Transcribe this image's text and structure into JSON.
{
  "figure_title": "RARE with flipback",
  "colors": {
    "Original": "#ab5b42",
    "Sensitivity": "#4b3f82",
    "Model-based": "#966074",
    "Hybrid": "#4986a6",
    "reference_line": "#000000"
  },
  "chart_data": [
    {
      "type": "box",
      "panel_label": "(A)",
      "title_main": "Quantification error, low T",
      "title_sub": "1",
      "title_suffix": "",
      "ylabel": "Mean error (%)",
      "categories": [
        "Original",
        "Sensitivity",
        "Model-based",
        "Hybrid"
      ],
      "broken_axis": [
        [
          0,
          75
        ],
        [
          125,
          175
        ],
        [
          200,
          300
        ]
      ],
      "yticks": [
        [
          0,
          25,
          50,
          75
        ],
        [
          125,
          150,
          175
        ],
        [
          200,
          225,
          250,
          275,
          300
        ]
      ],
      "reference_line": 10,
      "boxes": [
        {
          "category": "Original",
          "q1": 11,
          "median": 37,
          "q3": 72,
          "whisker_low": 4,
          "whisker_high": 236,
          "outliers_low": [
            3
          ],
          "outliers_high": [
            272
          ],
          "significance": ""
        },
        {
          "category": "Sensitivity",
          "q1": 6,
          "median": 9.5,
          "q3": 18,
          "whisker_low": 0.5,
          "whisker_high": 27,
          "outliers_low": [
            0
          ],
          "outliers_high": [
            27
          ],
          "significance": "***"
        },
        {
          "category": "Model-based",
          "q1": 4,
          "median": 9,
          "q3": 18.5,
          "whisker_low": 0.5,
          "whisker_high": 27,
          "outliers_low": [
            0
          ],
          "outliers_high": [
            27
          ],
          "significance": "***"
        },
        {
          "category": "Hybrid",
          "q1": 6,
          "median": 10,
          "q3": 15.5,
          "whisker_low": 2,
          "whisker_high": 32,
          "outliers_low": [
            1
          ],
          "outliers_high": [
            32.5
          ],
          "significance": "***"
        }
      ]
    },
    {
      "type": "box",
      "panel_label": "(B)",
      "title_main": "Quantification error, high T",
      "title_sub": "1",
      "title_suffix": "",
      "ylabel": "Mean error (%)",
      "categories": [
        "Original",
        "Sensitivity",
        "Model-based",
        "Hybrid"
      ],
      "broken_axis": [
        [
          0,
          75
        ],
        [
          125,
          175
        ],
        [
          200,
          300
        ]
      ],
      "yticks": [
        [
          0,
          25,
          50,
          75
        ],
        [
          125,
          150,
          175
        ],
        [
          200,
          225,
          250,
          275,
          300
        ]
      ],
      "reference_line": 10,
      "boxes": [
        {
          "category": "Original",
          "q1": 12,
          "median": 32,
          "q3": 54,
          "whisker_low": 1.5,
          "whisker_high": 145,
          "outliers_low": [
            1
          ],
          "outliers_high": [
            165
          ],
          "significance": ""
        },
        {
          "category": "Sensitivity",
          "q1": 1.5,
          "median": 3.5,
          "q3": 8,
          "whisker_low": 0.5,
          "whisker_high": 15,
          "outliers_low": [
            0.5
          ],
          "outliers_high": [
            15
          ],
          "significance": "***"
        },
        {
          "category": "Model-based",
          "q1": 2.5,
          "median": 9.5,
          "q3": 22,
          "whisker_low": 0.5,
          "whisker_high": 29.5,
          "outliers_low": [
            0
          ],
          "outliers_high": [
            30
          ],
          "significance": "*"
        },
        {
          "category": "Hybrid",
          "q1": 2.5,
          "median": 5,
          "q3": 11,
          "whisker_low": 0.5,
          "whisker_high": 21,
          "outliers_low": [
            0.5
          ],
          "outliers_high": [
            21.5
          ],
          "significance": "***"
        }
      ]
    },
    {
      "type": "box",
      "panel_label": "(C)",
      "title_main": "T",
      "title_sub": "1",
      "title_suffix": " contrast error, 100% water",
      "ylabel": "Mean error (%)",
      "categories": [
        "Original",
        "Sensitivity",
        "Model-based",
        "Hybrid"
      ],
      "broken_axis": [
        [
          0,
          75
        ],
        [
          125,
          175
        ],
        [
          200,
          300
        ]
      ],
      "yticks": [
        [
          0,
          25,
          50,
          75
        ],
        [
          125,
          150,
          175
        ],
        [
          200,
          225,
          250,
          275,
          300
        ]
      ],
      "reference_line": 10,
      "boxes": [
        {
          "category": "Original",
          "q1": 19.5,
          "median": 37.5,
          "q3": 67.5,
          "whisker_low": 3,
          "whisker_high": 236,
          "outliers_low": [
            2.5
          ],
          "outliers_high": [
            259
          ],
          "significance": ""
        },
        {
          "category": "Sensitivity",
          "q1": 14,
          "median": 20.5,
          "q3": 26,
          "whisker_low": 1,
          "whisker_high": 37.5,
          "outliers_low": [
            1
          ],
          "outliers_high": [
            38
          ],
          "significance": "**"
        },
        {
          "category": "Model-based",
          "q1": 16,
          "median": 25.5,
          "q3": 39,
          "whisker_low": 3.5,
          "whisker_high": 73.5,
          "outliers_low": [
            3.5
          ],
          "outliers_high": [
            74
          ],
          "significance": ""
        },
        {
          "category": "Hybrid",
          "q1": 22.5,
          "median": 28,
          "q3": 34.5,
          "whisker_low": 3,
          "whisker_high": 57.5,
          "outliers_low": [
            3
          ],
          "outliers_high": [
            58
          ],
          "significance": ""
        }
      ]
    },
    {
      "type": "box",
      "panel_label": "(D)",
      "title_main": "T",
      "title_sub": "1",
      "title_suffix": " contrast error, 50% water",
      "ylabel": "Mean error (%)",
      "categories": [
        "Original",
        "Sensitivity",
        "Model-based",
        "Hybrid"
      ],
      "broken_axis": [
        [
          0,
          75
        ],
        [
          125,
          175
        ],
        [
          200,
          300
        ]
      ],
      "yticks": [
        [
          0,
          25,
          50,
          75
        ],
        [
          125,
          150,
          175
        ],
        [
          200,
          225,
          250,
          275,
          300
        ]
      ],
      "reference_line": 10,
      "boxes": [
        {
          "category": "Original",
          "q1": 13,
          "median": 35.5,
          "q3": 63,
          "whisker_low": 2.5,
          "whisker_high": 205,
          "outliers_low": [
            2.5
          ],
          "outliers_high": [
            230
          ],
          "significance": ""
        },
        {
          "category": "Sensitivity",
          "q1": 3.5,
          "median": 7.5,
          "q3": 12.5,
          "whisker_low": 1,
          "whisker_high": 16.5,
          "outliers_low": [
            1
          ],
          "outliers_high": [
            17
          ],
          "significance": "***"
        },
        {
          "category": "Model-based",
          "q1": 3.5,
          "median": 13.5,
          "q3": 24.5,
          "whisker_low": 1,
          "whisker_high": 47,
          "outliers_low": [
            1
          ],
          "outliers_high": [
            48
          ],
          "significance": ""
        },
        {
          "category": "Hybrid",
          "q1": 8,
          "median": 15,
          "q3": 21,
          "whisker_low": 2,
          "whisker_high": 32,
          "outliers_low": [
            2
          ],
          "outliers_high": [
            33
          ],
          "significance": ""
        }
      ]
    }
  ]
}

*Task details*
Repeat the data exactly. Leave nothing out.

*Answer to the exercise*
Transcribe this image's text and structure into JSON.
{
  "figure_title": "RARE with flipback",
  "colors": {
    "Original": "#ab5b42",
    "Sensitivity": "#4b3f82",
    "Model-based": "#966074",
    "Hybrid": "#4986a6",
    "reference_line": "#000000"
  },
  "chart_data": [
    {
      "type": "box",
      "panel_label": "(A)",
      "title_main": "Quantification error, low T",
      "title_sub": "1",
      "title_suffix": "",
      "ylabel": "Mean error (%)",
      "categories": [
        "Original",
        "Sensitivity",
        "Model-based",
        "Hybrid"
      ],
      "broken_axis": [
        [
          0,
          75
        ],
        [
          125,
          175
        ],
        [
          200,
          300
        ]
      ],
      "yticks": [
        [
          0,
          25,
          50,
          75
        ],
        [
          125,
          150,
          175
        ],
        [
          200,
          225,
          250,
          275,
          300
        ]
      ],
      "reference_line": 10,
      "boxes": [
        {
          "category": "Original",
          "q1": 11,
          "median": 37,
          "q3": 72,
          "whisker_low": 4,
          "whisker_high": 236,
          "outliers_low": [
            3
          ],
          "outliers_high": [
            272
          ],
          "significance": ""
        },
        {
          "category": "Sensitivity",
          "q1": 6,
          "median": 9.5,
          "q3": 18,
          "whisker_low": 0.5,
          "whisker_high": 27,
          "outliers_low": [
            0
          ],
          "outliers_high": [
            27
          ],
          "significance": "***"
        },
        {
          "category": "Model-based",
          "q1": 4,
          "median": 9,
          "q3": 18.5,
          "whisker_low": 0.5,
          "whisker_high": 27,
          "outliers_low": [
            0
          ],
          "outliers_high": [
            27
          ],
          "significance": "***"
        },
        {
          "category": "Hybrid",
          "q1": 6,
          "median": 10,
          "q3": 15.5,
          "whisker_low": 2,
          "whisker_high": 32,
          "outliers_low": [
            1
          ],
          "outliers_high": [
            32.5
          ],
          "significance": "***"
        }
      ]
    },
    {
      "type": "box",
      "panel_label": "(B)",
      "title_main": "Quantification error, high T",
      "title_sub": "1",
      "title_suffix": "",
      "ylabel": "Mean error (%)",
      "categories": [
        "Original",
        "Sensitivity",
        "Model-based",
        "Hybrid"
      ],
      "broken_axis": [
        [
          0,
          75
        ],
        [
          125,
          175
        ],
        [
          200,
          300
        ]
      ],
      "yticks": [
        [
          0,
          25,
          50,
          75
        ],
        [
          125,
          150,
          175
        ],
        [
          200,
          225,
          250,
          275,
          300
        ]
      ],
      "reference_line": 10,
      "boxes": [
        {
          "category": "Original",
          "q1": 12,
          "median": 32,
          "q3": 54,
          "whisker_low": 1.5,
          "whisker_high": 145,
          "outliers_low": [
            1
          ],
          "outliers_high": [
            165
          ],
          "significance": ""
        },
        {
          "category": "Sensitivity",
          "q1": 1.5,
          "median": 3.5,
          "q3": 8,
          "whisker_low": 0.5,
          "whisker_high": 15,
          "outliers_low": [
            0.5
          ],
          "outliers_high": [
            15
          ],
          "significance": "***"
        },
        {
          "category": "Model-based",
          "q1": 2.5,
          "median": 9.5,
          "q3": 22,
          "whisker_low": 0.5,
          "whisker_high": 29.5,
          "outliers_low": [
            0
          ],
          "outliers_high": [
            30
          ],
          "significance": "*"
        },
        {
          "category": "Hybrid",
          "q1": 2.5,
          "median": 5,
          "q3": 11,
          "whisker_low": 0.5,
          "whisker_high": 21,
          "outliers_low": [
            0.5
          ],
          "outliers_high": [
            21.5
          ],
          "significance": "***"
        }
      ]
    },
    {
      "type": "box",
      "panel_label": "(C)",
      "title_main": "T",
      "title_sub": "1",
      "title_suffix": " contrast error, 100% water",
      "ylabel": "Mean error (%)",
      "categories": [
        "Original",
        "Sensitivity",
        "Model-based",
        "Hybrid"
      ],
      "broken_axis": [
        [
          0,
          75
        ],
        [
          125,
          175
        ],
        [
          200,
          300
        ]
      ],
      "yticks": [
        [
          0,
          25,
          50,
          75
        ],
        [
          125,
          150,
          175
        ],
        [
          200,
          225,
          250,
          275,
          300
        ]
      ],
      "reference_line": 10,
      "boxes": [
        {
          "category": "Original",
          "q1": 19.5,
          "median": 37.5,
          "q3": 67.5,
          "whisker_low": 3,
          "whisker_high": 236,
          "outliers_low": [
            2.5
          ],
          "outliers_high": [
            259
          ],
          "significance": ""
        },
        {
          "category": "Sensitivity",
          "q1": 14,
          "median": 20.5,
          "q3": 26,
          "whisker_low": 1,
          "whisker_high": 37.5,
          "outliers_low": [
            1
          ],
          "outliers_high": [
            38
          ],
          "significance": "**"
        },
        {
          "category": "Model-based",
          "q1": 16,
          "median": 25.5,
          "q3": 39,
          "whisker_low": 3.5,
          "whisker_high": 73.5,
          "outliers_low": [
            3.5
          ],
          "outliers_high": [
            74
          ],
          "significance": ""
        },
        {
          "category": "Hybrid",
          "q1": 22.5,
          "median": 28,
          "q3": 34.5,
          "whisker_low": 3,
          "whisker_high": 57.5,
          "outliers_low": [
            3
          ],
          "outliers_high": [
            58
          ],
          "significance": ""
        }
      ]
    },
    {
      "type": "box",
      "panel_label": "(D)",
      "title_main": "T",
      "title_sub": "1",
      "title_suffix": " contrast error, 50% water",
      "ylabel": "Mean error (%)",
      "categories": [
        "Original",
        "Sensitivity",
        "Model-based",
        "Hybrid"
      ],
      "broken_axis": [
        [
          0,
          75
        ],
        [
          125,
          175
        ],
        [
          200,
          300
        ]
      ],
      "yticks": [
        [
          0,
          25,
          50,
          75
        ],
        [
          125,
          150,
          175
        ],
        [
          200,
          225,
          250,
          275,
          300
        ]
      ],
      "reference_line": 10,
      "boxes": [
        {
          "category": "Original",
          "q1": 13,
          "median": 35.5,
          "q3": 63,
          "whisker_low": 2.5,
          "whisker_high": 205,
          "outliers_low": [
            2.5
          ],
          "outliers_high": [
            230
          ],
          "significance": ""
        },
        {
          "category": "Sensitivity",
          "q1": 3.5,
          "median": 7.5,
          "q3": 12.5,
          "whisker_low": 1,
          "whisker_high": 16.5,
          "outliers_low": [
            1
          ],
          "outliers_high": [
            17
          ],
          "significance": "***"
        },
        {
          "category": "Model-based",
          "q1": 3.5,
          "median": 13.5,
          "q3": 24.5,
          "whisker_low": 1,
          "whisker_high": 47,
          "outliers_low": [
            1
          ],
          "outliers_high": [
            48
          ],
          "significance": ""
        },
        {
          "category": "Hybrid",
          "q1": 8,
          "median": 15,
          "q3": 21,
          "whisker_low": 2,
          "whisker_high": 32,
          "outliers_low": [
            2
          ],
          "outliers_high": [
            33
          ],
          "significance": ""
        }
      ]
    }
  ]
}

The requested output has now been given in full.